### THE PROBLEM:
Find and copy every line in the records that includes the string "state".

### EXTRACTED ENTRIES:
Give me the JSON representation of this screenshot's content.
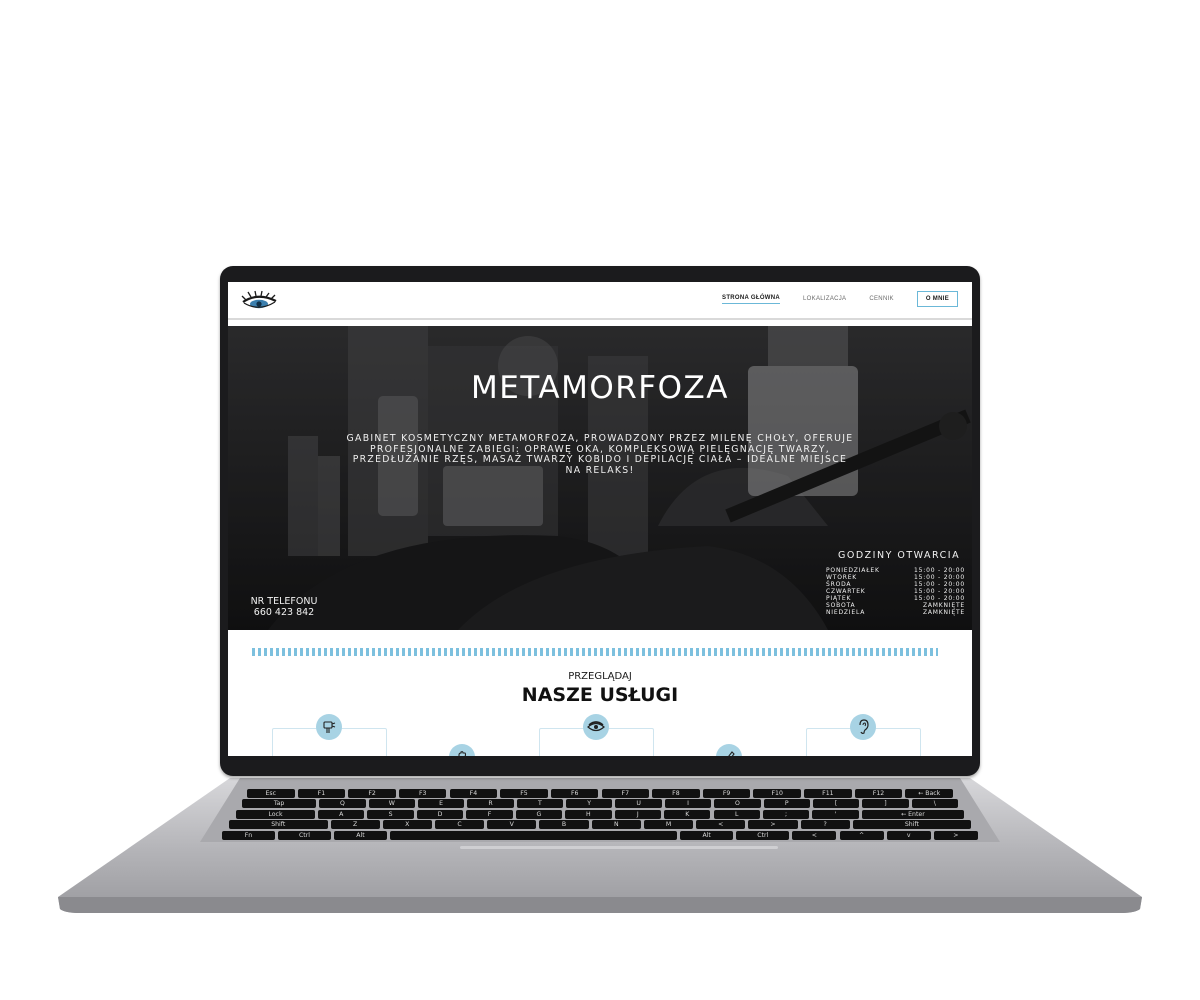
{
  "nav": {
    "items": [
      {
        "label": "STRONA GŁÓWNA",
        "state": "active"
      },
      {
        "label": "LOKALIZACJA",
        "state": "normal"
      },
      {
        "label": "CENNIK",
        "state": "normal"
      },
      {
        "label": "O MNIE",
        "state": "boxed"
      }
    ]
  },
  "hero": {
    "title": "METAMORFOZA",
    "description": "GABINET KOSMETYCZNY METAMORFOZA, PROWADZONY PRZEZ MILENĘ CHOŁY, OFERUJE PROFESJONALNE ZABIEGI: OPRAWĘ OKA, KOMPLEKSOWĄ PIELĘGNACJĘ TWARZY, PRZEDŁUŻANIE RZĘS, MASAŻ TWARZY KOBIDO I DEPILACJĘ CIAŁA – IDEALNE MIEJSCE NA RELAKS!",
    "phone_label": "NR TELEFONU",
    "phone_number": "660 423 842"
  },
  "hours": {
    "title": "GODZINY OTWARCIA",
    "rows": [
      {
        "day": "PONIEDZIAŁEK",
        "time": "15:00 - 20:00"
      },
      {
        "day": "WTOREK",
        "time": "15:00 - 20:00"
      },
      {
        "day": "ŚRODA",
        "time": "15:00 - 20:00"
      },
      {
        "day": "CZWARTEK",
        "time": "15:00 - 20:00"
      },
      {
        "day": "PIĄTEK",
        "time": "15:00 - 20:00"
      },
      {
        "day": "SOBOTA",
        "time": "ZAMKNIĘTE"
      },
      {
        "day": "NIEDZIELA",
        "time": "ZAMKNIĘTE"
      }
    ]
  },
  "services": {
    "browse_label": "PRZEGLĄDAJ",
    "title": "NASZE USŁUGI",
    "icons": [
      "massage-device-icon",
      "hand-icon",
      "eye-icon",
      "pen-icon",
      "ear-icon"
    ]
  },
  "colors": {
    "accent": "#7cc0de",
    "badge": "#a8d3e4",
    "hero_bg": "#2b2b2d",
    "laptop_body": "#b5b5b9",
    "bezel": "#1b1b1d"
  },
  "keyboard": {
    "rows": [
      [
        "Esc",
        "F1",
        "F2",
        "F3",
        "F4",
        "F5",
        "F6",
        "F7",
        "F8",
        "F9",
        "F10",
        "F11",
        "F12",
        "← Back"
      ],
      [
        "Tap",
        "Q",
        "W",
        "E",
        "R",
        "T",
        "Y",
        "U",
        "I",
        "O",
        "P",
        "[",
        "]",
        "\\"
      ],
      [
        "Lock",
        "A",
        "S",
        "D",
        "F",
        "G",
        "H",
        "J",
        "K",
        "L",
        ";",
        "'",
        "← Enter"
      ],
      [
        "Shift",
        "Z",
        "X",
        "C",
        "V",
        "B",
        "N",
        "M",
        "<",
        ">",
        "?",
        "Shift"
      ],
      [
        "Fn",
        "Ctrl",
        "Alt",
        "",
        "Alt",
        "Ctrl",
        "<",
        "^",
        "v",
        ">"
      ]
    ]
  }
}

### WRITTEN RESPONSE:
        "state": "active"
        "state": "normal"
        "state": "normal"
        "state": "boxed"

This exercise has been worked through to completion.